PROBLEM TO SOLVE ::
Omit the pictures, then reproduce every remaining record exactly.

Records contained in a dataset:
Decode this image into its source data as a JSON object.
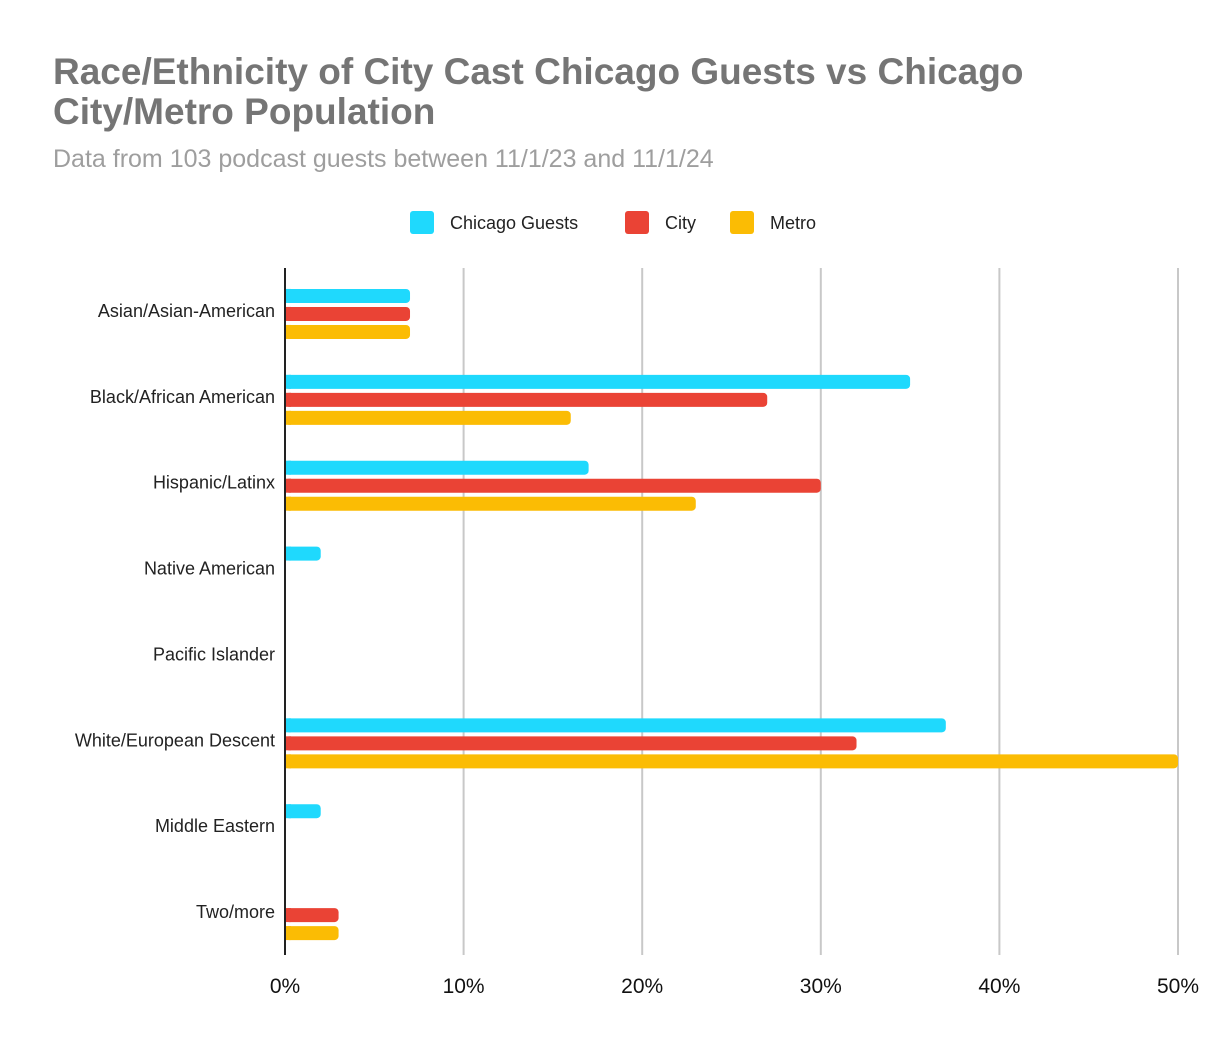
{
  "chart_data": {
    "type": "bar",
    "orientation": "horizontal",
    "title": "Race/Ethnicity of City Cast Chicago Guests vs Chicago City/Metro Population",
    "subtitle": "Data from 103 podcast guests between 11/1/23 and 11/1/24",
    "categories": [
      "Asian/Asian-American",
      "Black/African American",
      "Hispanic/Latinx",
      "Native American",
      "Pacific Islander",
      "White/European Descent",
      "Middle Eastern",
      "Two/more"
    ],
    "series": [
      {
        "name": "Chicago Guests",
        "color": "#1fd9fd",
        "values": [
          7,
          35,
          17,
          2,
          0,
          37,
          2,
          0
        ]
      },
      {
        "name": "City",
        "color": "#ea4335",
        "values": [
          7,
          27,
          30,
          0,
          0,
          32,
          0,
          3
        ]
      },
      {
        "name": "Metro",
        "color": "#fbbc04",
        "values": [
          7,
          16,
          23,
          0,
          0,
          50,
          0,
          3
        ]
      }
    ],
    "xlim": [
      0,
      50
    ],
    "xticks": [
      "0%",
      "10%",
      "20%",
      "30%",
      "40%",
      "50%"
    ],
    "xtick_values": [
      0,
      10,
      20,
      30,
      40,
      50
    ],
    "value_unit": "%",
    "grid": true,
    "legend_position": "top"
  }
}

RESPONSE TO THIS TASK ::
Decode this image into its source data as a JSON object.
{
  "chart_data": {
    "type": "bar",
    "orientation": "horizontal",
    "title": "Race/Ethnicity of City Cast Chicago Guests vs Chicago City/Metro Population",
    "subtitle": "Data from 103 podcast guests between 11/1/23 and 11/1/24",
    "categories": [
      "Asian/Asian-American",
      "Black/African American",
      "Hispanic/Latinx",
      "Native American",
      "Pacific Islander",
      "White/European Descent",
      "Middle Eastern",
      "Two/more"
    ],
    "series": [
      {
        "name": "Chicago Guests",
        "color": "#1fd9fd",
        "values": [
          7,
          35,
          17,
          2,
          0,
          37,
          2,
          0
        ]
      },
      {
        "name": "City",
        "color": "#ea4335",
        "values": [
          7,
          27,
          30,
          0,
          0,
          32,
          0,
          3
        ]
      },
      {
        "name": "Metro",
        "color": "#fbbc04",
        "values": [
          7,
          16,
          23,
          0,
          0,
          50,
          0,
          3
        ]
      }
    ],
    "xlim": [
      0,
      50
    ],
    "xticks": [
      "0%",
      "10%",
      "20%",
      "30%",
      "40%",
      "50%"
    ],
    "xtick_values": [
      0,
      10,
      20,
      30,
      40,
      50
    ],
    "value_unit": "%",
    "grid": true,
    "legend_position": "top"
  }
}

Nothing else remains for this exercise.